EXERCISE AIM:
Copy, from the entries below, each line in which the string "超级管理员" appears.

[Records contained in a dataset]
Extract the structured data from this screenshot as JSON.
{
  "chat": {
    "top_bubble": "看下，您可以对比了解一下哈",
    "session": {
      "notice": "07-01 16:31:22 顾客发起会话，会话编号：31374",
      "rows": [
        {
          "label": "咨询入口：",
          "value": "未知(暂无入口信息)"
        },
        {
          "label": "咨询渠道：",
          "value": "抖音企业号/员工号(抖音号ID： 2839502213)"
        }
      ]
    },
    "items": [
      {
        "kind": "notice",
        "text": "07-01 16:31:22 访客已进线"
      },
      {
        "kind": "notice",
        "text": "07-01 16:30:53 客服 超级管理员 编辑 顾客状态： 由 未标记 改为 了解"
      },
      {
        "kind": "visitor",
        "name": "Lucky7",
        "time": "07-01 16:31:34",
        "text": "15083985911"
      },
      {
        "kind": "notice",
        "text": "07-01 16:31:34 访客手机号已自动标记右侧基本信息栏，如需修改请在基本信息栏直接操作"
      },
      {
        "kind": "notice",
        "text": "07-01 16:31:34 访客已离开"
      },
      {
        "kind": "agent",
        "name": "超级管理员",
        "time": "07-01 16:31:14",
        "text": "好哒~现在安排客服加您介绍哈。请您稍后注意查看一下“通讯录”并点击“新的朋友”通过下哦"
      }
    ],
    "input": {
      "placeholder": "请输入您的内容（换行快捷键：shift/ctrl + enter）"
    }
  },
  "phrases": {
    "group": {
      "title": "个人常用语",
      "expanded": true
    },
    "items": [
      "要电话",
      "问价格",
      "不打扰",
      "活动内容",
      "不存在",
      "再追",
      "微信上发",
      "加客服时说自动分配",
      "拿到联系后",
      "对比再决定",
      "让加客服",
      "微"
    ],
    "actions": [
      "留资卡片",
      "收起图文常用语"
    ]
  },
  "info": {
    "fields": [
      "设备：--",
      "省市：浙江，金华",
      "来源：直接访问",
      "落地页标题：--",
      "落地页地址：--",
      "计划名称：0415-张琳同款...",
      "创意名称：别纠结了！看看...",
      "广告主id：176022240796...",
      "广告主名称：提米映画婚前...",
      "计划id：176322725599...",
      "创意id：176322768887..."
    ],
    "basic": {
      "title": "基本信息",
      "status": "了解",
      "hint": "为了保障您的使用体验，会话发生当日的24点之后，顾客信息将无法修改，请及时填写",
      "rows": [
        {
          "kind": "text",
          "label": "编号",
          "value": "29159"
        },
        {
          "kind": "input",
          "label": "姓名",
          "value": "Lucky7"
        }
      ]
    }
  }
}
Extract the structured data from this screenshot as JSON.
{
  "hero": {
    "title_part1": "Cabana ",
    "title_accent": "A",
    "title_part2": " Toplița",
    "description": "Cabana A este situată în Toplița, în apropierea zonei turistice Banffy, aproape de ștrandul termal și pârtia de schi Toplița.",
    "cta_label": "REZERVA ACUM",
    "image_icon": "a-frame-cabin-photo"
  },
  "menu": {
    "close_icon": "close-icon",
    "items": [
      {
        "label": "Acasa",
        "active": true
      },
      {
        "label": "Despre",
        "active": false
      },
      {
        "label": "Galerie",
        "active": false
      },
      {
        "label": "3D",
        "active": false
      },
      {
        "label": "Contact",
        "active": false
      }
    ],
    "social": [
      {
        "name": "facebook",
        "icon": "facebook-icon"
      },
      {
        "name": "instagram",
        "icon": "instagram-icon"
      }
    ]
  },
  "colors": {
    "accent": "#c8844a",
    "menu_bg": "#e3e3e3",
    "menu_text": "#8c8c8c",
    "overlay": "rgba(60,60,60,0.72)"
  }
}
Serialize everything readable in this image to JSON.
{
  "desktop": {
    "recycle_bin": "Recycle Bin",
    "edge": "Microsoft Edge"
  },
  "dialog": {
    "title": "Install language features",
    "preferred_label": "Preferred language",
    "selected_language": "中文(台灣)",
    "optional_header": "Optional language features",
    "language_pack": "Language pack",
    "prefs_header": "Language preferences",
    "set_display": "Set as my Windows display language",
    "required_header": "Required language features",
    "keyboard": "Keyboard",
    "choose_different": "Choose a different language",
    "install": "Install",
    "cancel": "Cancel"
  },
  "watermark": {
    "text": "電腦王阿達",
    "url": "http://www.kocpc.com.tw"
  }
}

THE ANSWER:
        "text": "07-01 16:30:53 客服 超级管理员 编辑 顾客状态： 由 未标记 改为 了解"
        "name": "超级管理员",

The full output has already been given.